| What is asked |
Reproduce the listing below in full and without alteration, apart from its pictures.

——————————

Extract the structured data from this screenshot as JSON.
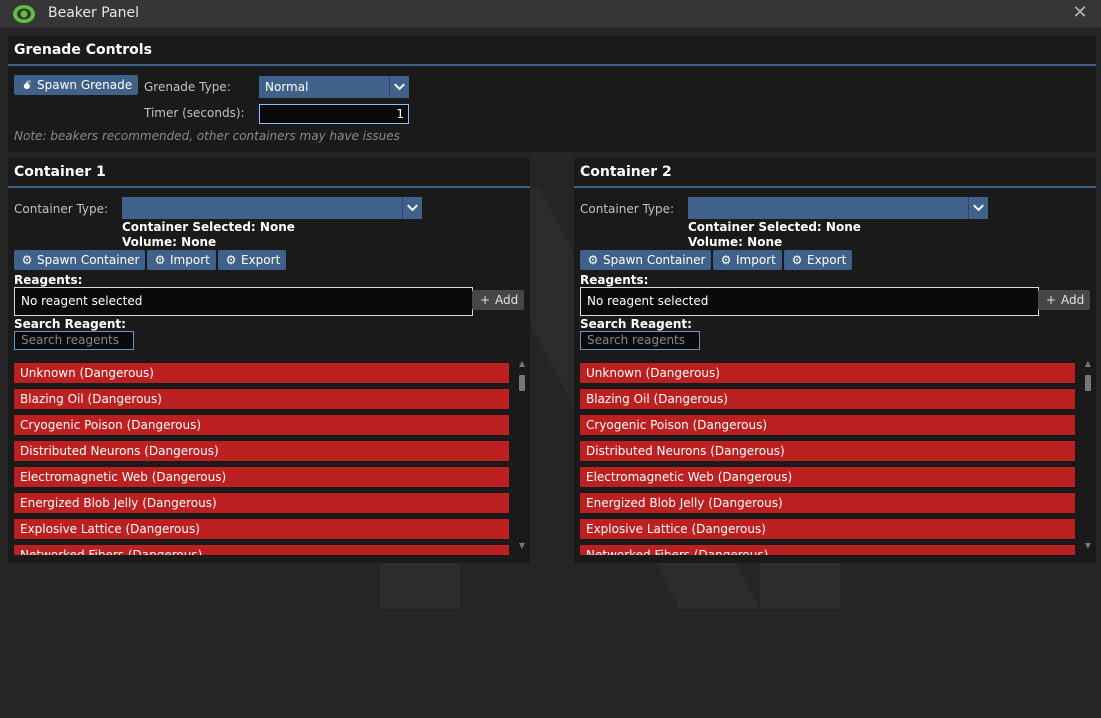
{
  "window": {
    "title": "Beaker Panel",
    "icon": "eye-icon",
    "close_label": "✕"
  },
  "grenade": {
    "heading": "Grenade Controls",
    "spawn_label": "Spawn Grenade",
    "type_label": "Grenade Type:",
    "type_value": "Normal",
    "timer_label": "Timer (seconds):",
    "timer_value": "1",
    "note": "Note: beakers recommended, other containers may have issues"
  },
  "containers": [
    {
      "heading": "Container 1",
      "type_label": "Container Type:",
      "type_value": "",
      "selected_text": "Container Selected: None",
      "volume_text": "Volume: None",
      "spawn_label": "Spawn Container",
      "import_label": "Import",
      "export_label": "Export",
      "reagents_label": "Reagents:",
      "reagent_value": "No reagent selected",
      "add_label": "Add",
      "search_label": "Search Reagent:",
      "search_placeholder": "Search reagents",
      "items": [
        "Unknown (Dangerous)",
        "Blazing Oil (Dangerous)",
        "Cryogenic Poison (Dangerous)",
        "Distributed Neurons (Dangerous)",
        "Electromagnetic Web (Dangerous)",
        "Energized Blob Jelly (Dangerous)",
        "Explosive Lattice (Dangerous)",
        "Networked Fibers (Dangerous)"
      ]
    },
    {
      "heading": "Container 2",
      "type_label": "Container Type:",
      "type_value": "",
      "selected_text": "Container Selected: None",
      "volume_text": "Volume: None",
      "spawn_label": "Spawn Container",
      "import_label": "Import",
      "export_label": "Export",
      "reagents_label": "Reagents:",
      "reagent_value": "No reagent selected",
      "add_label": "Add",
      "search_label": "Search Reagent:",
      "search_placeholder": "Search reagents",
      "items": [
        "Unknown (Dangerous)",
        "Blazing Oil (Dangerous)",
        "Cryogenic Poison (Dangerous)",
        "Distributed Neurons (Dangerous)",
        "Electromagnetic Web (Dangerous)",
        "Energized Blob Jelly (Dangerous)",
        "Explosive Lattice (Dangerous)",
        "Networked Fibers (Dangerous)"
      ]
    }
  ],
  "colors": {
    "accent": "#40628a",
    "danger": "#bd2020",
    "background": "#252525",
    "section": "#1a1a1a",
    "icon_green": "#5fbf3f"
  }
}
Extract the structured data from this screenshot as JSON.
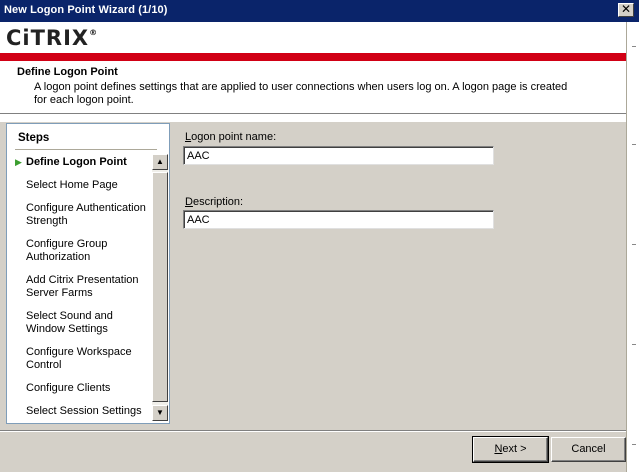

——————————

| Result |
Extract the structured data from this screenshot as JSON.
{
  "window": {
    "title": "Beaker Panel",
    "icon": "eye-icon",
    "close_label": "✕"
  },
  "grenade": {
    "heading": "Grenade Controls",
    "spawn_label": "Spawn Grenade",
    "type_label": "Grenade Type:",
    "type_value": "Normal",
    "timer_label": "Timer (seconds):",
    "timer_value": "1",
    "note": "Note: beakers recommended, other containers may have issues"
  },
  "containers": [
    {
      "heading": "Container 1",
      "type_label": "Container Type:",
      "type_value": "",
      "selected_text": "Container Selected: None",
      "volume_text": "Volume: None",
      "spawn_label": "Spawn Container",
      "import_label": "Import",
      "export_label": "Export",
      "reagents_label": "Reagents:",
      "reagent_value": "No reagent selected",
      "add_label": "Add",
      "search_label": "Search Reagent:",
      "search_placeholder": "Search reagents",
      "items": [
        "Unknown (Dangerous)",
        "Blazing Oil (Dangerous)",
        "Cryogenic Poison (Dangerous)",
        "Distributed Neurons (Dangerous)",
        "Electromagnetic Web (Dangerous)",
        "Energized Blob Jelly (Dangerous)",
        "Explosive Lattice (Dangerous)",
        "Networked Fibers (Dangerous)"
      ]
    },
    {
      "heading": "Container 2",
      "type_label": "Container Type:",
      "type_value": "",
      "selected_text": "Container Selected: None",
      "volume_text": "Volume: None",
      "spawn_label": "Spawn Container",
      "import_label": "Import",
      "export_label": "Export",
      "reagents_label": "Reagents:",
      "reagent_value": "No reagent selected",
      "add_label": "Add",
      "search_label": "Search Reagent:",
      "search_placeholder": "Search reagents",
      "items": [
        "Unknown (Dangerous)",
        "Blazing Oil (Dangerous)",
        "Cryogenic Poison (Dangerous)",
        "Distributed Neurons (Dangerous)",
        "Electromagnetic Web (Dangerous)",
        "Energized Blob Jelly (Dangerous)",
        "Explosive Lattice (Dangerous)",
        "Networked Fibers (Dangerous)"
      ]
    }
  ],
  "colors": {
    "accent": "#40628a",
    "danger": "#bd2020",
    "background": "#252525",
    "section": "#1a1a1a",
    "icon_green": "#5fbf3f"
  }
}
Extract the structured data from this screenshot as JSON.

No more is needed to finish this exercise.